* _DATA SUPPLIED_:
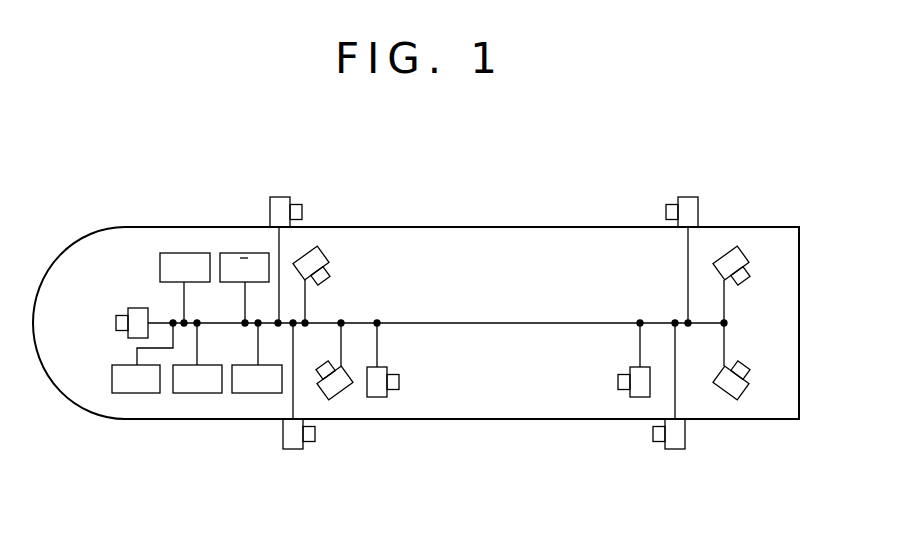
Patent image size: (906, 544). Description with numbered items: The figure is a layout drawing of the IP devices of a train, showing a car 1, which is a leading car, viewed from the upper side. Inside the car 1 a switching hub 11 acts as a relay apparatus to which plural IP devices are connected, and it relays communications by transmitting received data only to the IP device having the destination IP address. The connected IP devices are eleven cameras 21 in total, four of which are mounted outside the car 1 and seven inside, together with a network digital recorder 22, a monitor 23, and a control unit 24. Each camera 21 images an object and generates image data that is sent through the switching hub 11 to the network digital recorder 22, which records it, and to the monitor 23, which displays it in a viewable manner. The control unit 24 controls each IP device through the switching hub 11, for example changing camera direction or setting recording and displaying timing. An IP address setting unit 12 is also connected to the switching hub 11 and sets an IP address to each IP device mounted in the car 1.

The car 1 is at (490, 227).
The switching hub 11 is at (197, 393).
The IP address setting unit 12 is at (137, 393).
The camera 21 is at (746, 444).
The network digital recorder 22 is at (255, 393).
The monitor 23 is at (242, 253).
The control unit 24 is at (185, 253).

* _REQUEST_: Express each line of the records above as a JSON list of strings, one string per line, with blank lines omitted. Leave the pictures out of the answer.

* _FINAL RESULT_:
[
  "Patent image size: (906, 544). Description with numbered items: The figure is a layout drawing of the IP devices of a train, showing a car 1, which is a leading car, viewed from the upper side. Inside the car 1 a switching hub 11 acts as a relay apparatus to which plural IP devices are connected, and it relays communications by transmitting received data only to the IP device having the destination IP address. The connected IP devices are eleven cameras 21 in total, four of which are mounted outside the car 1 and seven inside, together with a network digital recorder 22, a monitor 23, and a control unit 24. Each camera 21 images an object and generates image data that is sent through the switching hub 11 to the network digital recorder 22, which records it, and to the monitor 23, which displays it in a viewable manner. The control unit 24 controls each IP device through the switching hub 11, for example changing camera direction or setting recording and displaying timing. An IP address setting unit 12 is also connected to the switching hub 11 and sets an IP address to each IP device mounted in the car 1.",
  "The car 1 is at (490, 227).",
  "The switching hub 11 is at (197, 393).",
  "The IP address setting unit 12 is at (137, 393).",
  "The camera 21 is at (746, 444).",
  "The network digital recorder 22 is at (255, 393).",
  "The monitor 23 is at (242, 253).",
  "The control unit 24 is at (185, 253)."
]